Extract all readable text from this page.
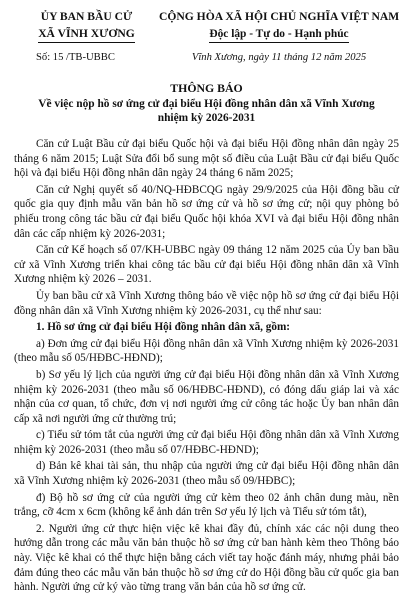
ỦY BAN BẦU CỬ
XÃ VĨNH XƯƠNG
Số: 15 /TB-UBBC
CỘNG HÒA XÃ HỘI CHỦ NGHĨA VIỆT NAM
Độc lập - Tự do - Hạnh phúc
Vĩnh Xương, ngày 11 tháng 12 năm 2025
THÔNG BÁO
Về việc nộp hồ sơ ứng cử đại biểu Hội đồng nhân dân xã Vĩnh Xương nhiệm kỳ 2026-2031

Căn cứ Luật Bầu cử đại biểu Quốc hội và đại biểu Hội đồng nhân dân ngày 25 tháng 6 năm 2015; Luật Sửa đổi bổ sung một số điều của Luật Bầu cử đại biểu Quốc hội và đại biểu Hội đồng nhân dân ngày 24 tháng 6 năm 2025;

Căn cứ Nghị quyết số 40/NQ-HĐBCQG ngày 29/9/2025 của Hội đồng bầu cử quốc gia quy định mẫu văn bản hồ sơ ứng cử và hồ sơ ứng cử; nội quy phòng bỏ phiếu trong công tác bầu cử đại biểu Quốc hội khóa XVI và đại biểu Hội đồng nhân dân các cấp nhiệm kỳ 2026-2031;

Căn cứ Kế hoạch số 07/KH-UBBC ngày 09 tháng 12 năm 2025 của Ủy ban bầu cử xã Vĩnh Xương triển khai công tác bầu cử đại biểu Hội đồng nhân dân xã Vĩnh Xương nhiệm kỳ 2026 – 2031.

Ủy ban bầu cử xã Vĩnh Xương thông báo về việc nộp hồ sơ ứng cử đại biểu Hội đồng nhân dân xã Vĩnh Xương nhiệm kỳ 2026-2031, cụ thể như sau:

1. Hồ sơ ứng cử đại biểu Hội đồng nhân dân xã, gồm:

a) Đơn ứng cử đại biểu Hội đồng nhân dân xã Vĩnh Xương nhiệm kỳ 2026-2031 (theo mẫu số 05/HĐBC-HĐND);

b) Sơ yếu lý lịch của người ứng cử đại biểu Hội đồng nhân dân xã Vĩnh Xương nhiệm kỳ 2026-2031 (theo mẫu số 06/HĐBC-HĐND), có đóng dấu giáp lai và xác nhận của cơ quan, tổ chức, đơn vị nơi người ứng cử công tác hoặc Ủy ban nhân dân cấp xã nơi người ứng cử thường trú;

c) Tiểu sử tóm tắt của người ứng cử đại biểu Hội đồng nhân dân xã Vĩnh Xương nhiệm kỳ 2026-2031 (theo mẫu số 07/HĐBC-HĐND);

d) Bản kê khai tài sản, thu nhập của người ứng cử đại biểu Hội đồng nhân dân xã Vĩnh Xương nhiệm kỳ 2026-2031 (theo mẫu số 09/HĐBC);

đ) Bộ hồ sơ ứng cử của người ứng cử kèm theo 02 ảnh chân dung màu, nền trắng, cỡ 4cm x 6cm (không kể ảnh dán trên Sơ yếu lý lịch và Tiểu sử tóm tắt),

2. Người ứng cử thực hiện việc kê khai đầy đủ, chính xác các nội dung theo hướng dẫn trong các mẫu văn bản thuộc hồ sơ ứng cử ban hành kèm theo Thông báo này. Việc kê khai có thể thực hiện bằng cách viết tay hoặc đánh máy, nhưng phải bảo đảm đúng theo các mẫu văn bản thuộc hồ sơ ứng cử do Hội đồng bầu cử quốc gia ban hành. Người ứng cử ký vào từng trang văn bản của hồ sơ ứng cử.
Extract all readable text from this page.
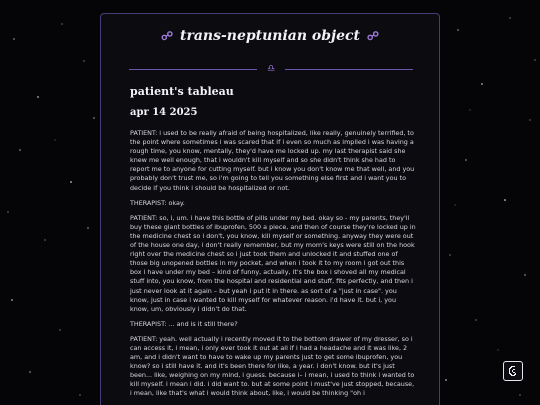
☍ trans-neptunian object ☍
♎
patient's tableau
apr 14 2025

PATIENT: i used to be really afraid of being hospitalized, like really, genuinely terrified, to the point where sometimes i was scared that if i even so much as implied i was having a rough time, you know, mentally, they'd have me locked up. my last therapist said she knew me well enough, that i wouldn't kill myself and so she didn't think she had to report me to anyone for cutting myself. but i know you don't know me that well, and you probably don't trust me, so i'm going to tell you something else first and i want you to decide if you think i should be hospitalized or not.

THERAPIST: okay.

PATIENT: so, i, um. i have this bottle of pills under my bed. okay so - my parents, they'll buy these giant bottles of ibuprofen, 500 a piece, and then of course they're locked up in the medicine chest so i don't, you know, kill myself or something. anyway they were out of the house one day, i don't really remember, but my mom's keys were still on the hook right over the medicine chest so i just took them and unlocked it and stuffed one of those big unopened bottles in my pocket, and when i took it to my room i got out this box i have under my bed – kind of funny, actually, it's the box i shoved all my medical stuff into, you know, from the hospital and residential and stuff, fits perfectly, and then i just never look at it again – but yeah i put it in there. as sort of a "just in case". you know, just in case i wanted to kill myself for whatever reason. i'd have it. but i, you know, um, obviously i didn't do that.

THERAPIST: ... and is it still there?

PATIENT: yeah. well actually i recently moved it to the bottom drawer of my dresser, so i can access it, i mean, i only ever took it out at all if i had a headache and it was like, 2 am, and i didn't want to have to wake up my parents just to get some ibuprofen, you know? so i still have it. and it's been there for like, a year. i don't know. but it's just been... like, weighing on my mind, i guess. because i– i mean, i used to think i wanted to kill myself. i mean i did. i did want to. but at some point i must've just stopped, because, i mean, like that's what i would think about, like, i would be thinking "oh i
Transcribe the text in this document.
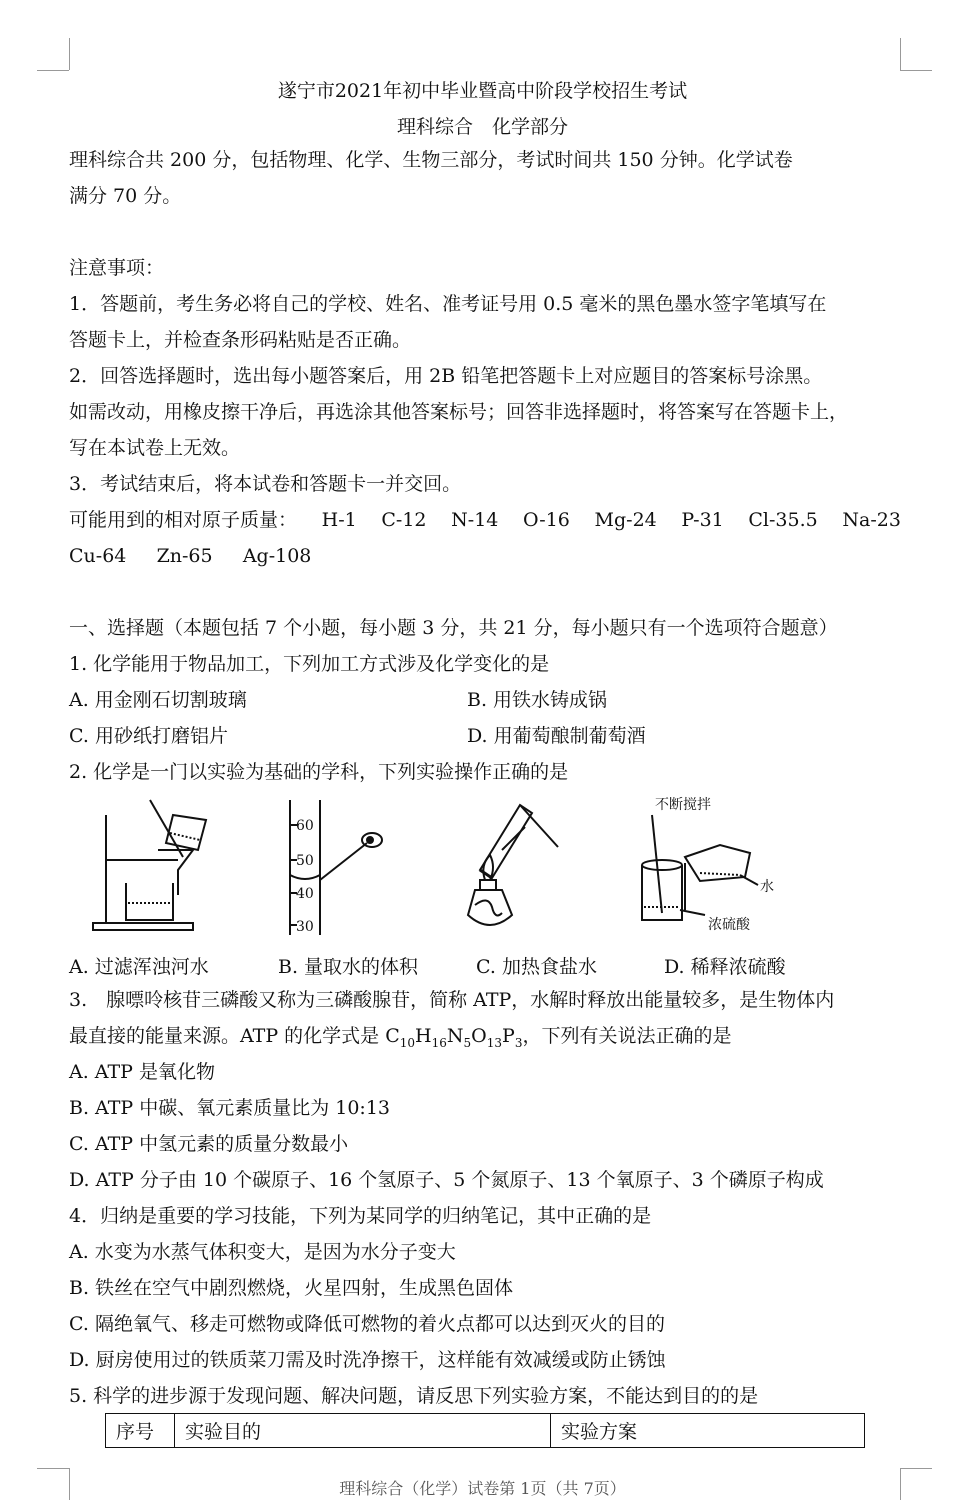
遂宁市2021年初中毕业暨高中阶段学校招生考试
理科综合　化学部分
理科综合共 200 分，包括物理、化学、生物三部分，考试时间共 150 分钟。化学试卷
满分 70 分。
注意事项：
1．答题前，考生务必将自己的学校、姓名、准考证号用 0.5 毫米的黑色墨水签字笔填写在
答题卡上，并检查条形码粘贴是否正确。
2．回答选择题时，选出每小题答案后，用 2B 铅笔把答题卡上对应题目的答案标号涂黑。
如需改动，用橡皮擦干净后，再选涂其他答案标号；回答非选择题时，将答案写在答题卡上，
写在本试卷上无效。
3．考试结束后，将本试卷和答题卡一并交回。
可能用到的相对原子质量： H-1 C-12 N-14 O-16 Mg-24 P-31 Cl-35.5 Na-23
Cu-64 Zn-65 Ag-108
一、选择题（本题包括 7 个小题，每小题 3 分，共 21 分，每小题只有一个选项符合题意）
1. 化学能用于物品加工，下列加工方式涉及化学变化的是
A. 用金刚石切割玻璃	B. 用铁水铸成锅
C. 用砂纸打磨铝片	D. 用葡萄酿制葡萄酒
2. 化学是一门以实验为基础的学科，下列实验操作正确的是
60
50
40
30
不断搅拌
水
浓硫酸
A. 过滤浑浊河水	B. 量取水的体积	C. 加热食盐水	D. 稀释浓硫酸
3.　腺嘌呤核苷三磷酸又称为三磷酸腺苷，简称 ATP，水解时释放出能量较多，是生物体内
最直接的能量来源。ATP 的化学式是 $C_{10}H_{16}N_5O_{13}P_3$，下列有关说法正确的是
A. ATP 是氧化物
B. ATP 中碳、氧元素质量比为 10:13
C. ATP 中氢元素的质量分数最小
D. ATP 分子由 10 个碳原子、16 个氢原子、5 个氮原子、13 个氧原子、3 个磷原子构成
4．归纳是重要的学习技能，下列为某同学的归纳笔记，其中正确的是
A. 水变为水蒸气体积变大，是因为水分子变大
B. 铁丝在空气中剧烈燃烧，火星四射，生成黑色固体
C. 隔绝氧气、移走可燃物或降低可燃物的着火点都可以达到灭火的目的
D. 厨房使用过的铁质菜刀需及时洗净擦干，这样能有效减缓或防止锈蚀
5. 科学的进步源于发现问题、解决问题，请反思下列实验方案，不能达到目的的是
序号	实验目的	实验方案
理科综合（化学）试卷第 1页（共 7页）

++++++++++

• [Exercise objective]: Restate every record exactly, please; do not copy the pictures.

• [Answer below]:
Extract all readable text from this page.
ỦY BAN BẦU CỬ
XÃ VĨNH XƯƠNG
Số: 15 /TB-UBBC
CỘNG HÒA XÃ HỘI CHỦ NGHĨA VIỆT NAM
Độc lập - Tự do - Hạnh phúc
Vĩnh Xương, ngày 11 tháng 12 năm 2025
THÔNG BÁO
Về việc nộp hồ sơ ứng cử đại biểu Hội đồng nhân dân xã Vĩnh Xương nhiệm kỳ 2026-2031

Căn cứ Luật Bầu cử đại biểu Quốc hội và đại biểu Hội đồng nhân dân ngày 25 tháng 6 năm 2015; Luật Sửa đổi bổ sung một số điều của Luật Bầu cử đại biểu Quốc hội và đại biểu Hội đồng nhân dân ngày 24 tháng 6 năm 2025;

Căn cứ Nghị quyết số 40/NQ-HĐBCQG ngày 29/9/2025 của Hội đồng bầu cử quốc gia quy định mẫu văn bản hồ sơ ứng cử và hồ sơ ứng cử; nội quy phòng bỏ phiếu trong công tác bầu cử đại biểu Quốc hội khóa XVI và đại biểu Hội đồng nhân dân các cấp nhiệm kỳ 2026-2031;

Căn cứ Kế hoạch số 07/KH-UBBC ngày 09 tháng 12 năm 2025 của Ủy ban bầu cử xã Vĩnh Xương triển khai công tác bầu cử đại biểu Hội đồng nhân dân xã Vĩnh Xương nhiệm kỳ 2026 – 2031.

Ủy ban bầu cử xã Vĩnh Xương thông báo về việc nộp hồ sơ ứng cử đại biểu Hội đồng nhân dân xã Vĩnh Xương nhiệm kỳ 2026-2031, cụ thể như sau:

1. Hồ sơ ứng cử đại biểu Hội đồng nhân dân xã, gồm:

a) Đơn ứng cử đại biểu Hội đồng nhân dân xã Vĩnh Xương nhiệm kỳ 2026-2031 (theo mẫu số 05/HĐBC-HĐND);

b) Sơ yếu lý lịch của người ứng cử đại biểu Hội đồng nhân dân xã Vĩnh Xương nhiệm kỳ 2026-2031 (theo mẫu số 06/HĐBC-HĐND), có đóng dấu giáp lai và xác nhận của cơ quan, tổ chức, đơn vị nơi người ứng cử công tác hoặc Ủy ban nhân dân cấp xã nơi người ứng cử thường trú;

c) Tiểu sử tóm tắt của người ứng cử đại biểu Hội đồng nhân dân xã Vĩnh Xương nhiệm kỳ 2026-2031 (theo mẫu số 07/HĐBC-HĐND);

d) Bản kê khai tài sản, thu nhập của người ứng cử đại biểu Hội đồng nhân dân xã Vĩnh Xương nhiệm kỳ 2026-2031 (theo mẫu số 09/HĐBC);

đ) Bộ hồ sơ ứng cử của người ứng cử kèm theo 02 ảnh chân dung màu, nền trắng, cỡ 4cm x 6cm (không kể ảnh dán trên Sơ yếu lý lịch và Tiểu sử tóm tắt),

2. Người ứng cử thực hiện việc kê khai đầy đủ, chính xác các nội dung theo hướng dẫn trong các mẫu văn bản thuộc hồ sơ ứng cử ban hành kèm theo Thông báo này. Việc kê khai có thể thực hiện bằng cách viết tay hoặc đánh máy, nhưng phải bảo đảm đúng theo các mẫu văn bản thuộc hồ sơ ứng cử do Hội đồng bầu cử quốc gia ban hành. Người ứng cử ký vào từng trang văn bản của hồ sơ ứng cử.
Extract all readable text from this page.
☍ trans-neptunian object ☍
♎
patient's tableau
apr 14 2025

PATIENT: i used to be really afraid of being hospitalized, like really, genuinely terrified, to the point where sometimes i was scared that if i even so much as implied i was having a rough time, you know, mentally, they'd have me locked up. my last therapist said she knew me well enough, that i wouldn't kill myself and so she didn't think she had to report me to anyone for cutting myself. but i know you don't know me that well, and you probably don't trust me, so i'm going to tell you something else first and i want you to decide if you think i should be hospitalized or not.

THERAPIST: okay.

PATIENT: so, i, um. i have this bottle of pills under my bed. okay so - my parents, they'll buy these giant bottles of ibuprofen, 500 a piece, and then of course they're locked up in the medicine chest so i don't, you know, kill myself or something. anyway they were out of the house one day, i don't really remember, but my mom's keys were still on the hook right over the medicine chest so i just took them and unlocked it and stuffed one of those big unopened bottles in my pocket, and when i took it to my room i got out this box i have under my bed – kind of funny, actually, it's the box i shoved all my medical stuff into, you know, from the hospital and residential and stuff, fits perfectly, and then i just never look at it again – but yeah i put it in there. as sort of a "just in case". you know, just in case i wanted to kill myself for whatever reason. i'd have it. but i, you know, um, obviously i didn't do that.

THERAPIST: ... and is it still there?

PATIENT: yeah. well actually i recently moved it to the bottom drawer of my dresser, so i can access it, i mean, i only ever took it out at all if i had a headache and it was like, 2 am, and i didn't want to have to wake up my parents just to get some ibuprofen, you know? so i still have it. and it's been there for like, a year. i don't know. but it's just been... like, weighing on my mind, i guess. because i– i mean, i used to think i wanted to kill myself. i mean i did. i did want to. but at some point i must've just stopped, because, i mean, like that's what i would think about, like, i would be thinking "oh i
Transcribe the text in this document.
遂宁市2021年初中毕业暨高中阶段学校招生考试
理科综合　化学部分
理科综合共 200 分，包括物理、化学、生物三部分，考试时间共 150 分钟。化学试卷
满分 70 分。
注意事项：
1．答题前，考生务必将自己的学校、姓名、准考证号用 0.5 毫米的黑色墨水签字笔填写在
答题卡上，并检查条形码粘贴是否正确。
2．回答选择题时，选出每小题答案后，用 2B 铅笔把答题卡上对应题目的答案标号涂黑。
如需改动，用橡皮擦干净后，再选涂其他答案标号；回答非选择题时，将答案写在答题卡上，
写在本试卷上无效。
3．考试结束后，将本试卷和答题卡一并交回。
可能用到的相对原子质量： H-1 C-12 N-14 O-16 Mg-24 P-31 Cl-35.5 Na-23
Cu-64 Zn-65 Ag-108
一、选择题（本题包括 7 个小题，每小题 3 分，共 21 分，每小题只有一个选项符合题意）
1. 化学能用于物品加工，下列加工方式涉及化学变化的是
A. 用金刚石切割玻璃	B. 用铁水铸成锅
C. 用砂纸打磨铝片	D. 用葡萄酿制葡萄酒
2. 化学是一门以实验为基础的学科，下列实验操作正确的是
60
50
40
30
不断搅拌
水
浓硫酸
A. 过滤浑浊河水	B. 量取水的体积	C. 加热食盐水	D. 稀释浓硫酸
3.　腺嘌呤核苷三磷酸又称为三磷酸腺苷，简称 ATP，水解时释放出能量较多，是生物体内
最直接的能量来源。ATP 的化学式是 $C_{10}H_{16}N_5O_{13}P_3$，下列有关说法正确的是
A. ATP 是氧化物
B. ATP 中碳、氧元素质量比为 10:13
C. ATP 中氢元素的质量分数最小
D. ATP 分子由 10 个碳原子、16 个氢原子、5 个氮原子、13 个氧原子、3 个磷原子构成
4．归纳是重要的学习技能，下列为某同学的归纳笔记，其中正确的是
A. 水变为水蒸气体积变大，是因为水分子变大
B. 铁丝在空气中剧烈燃烧，火星四射，生成黑色固体
C. 隔绝氧气、移走可燃物或降低可燃物的着火点都可以达到灭火的目的
D. 厨房使用过的铁质菜刀需及时洗净擦干，这样能有效减缓或防止锈蚀
5. 科学的进步源于发现问题、解决问题，请反思下列实验方案，不能达到目的的是
序号	实验目的	实验方案
理科综合（化学）试卷第 1页（共 7页）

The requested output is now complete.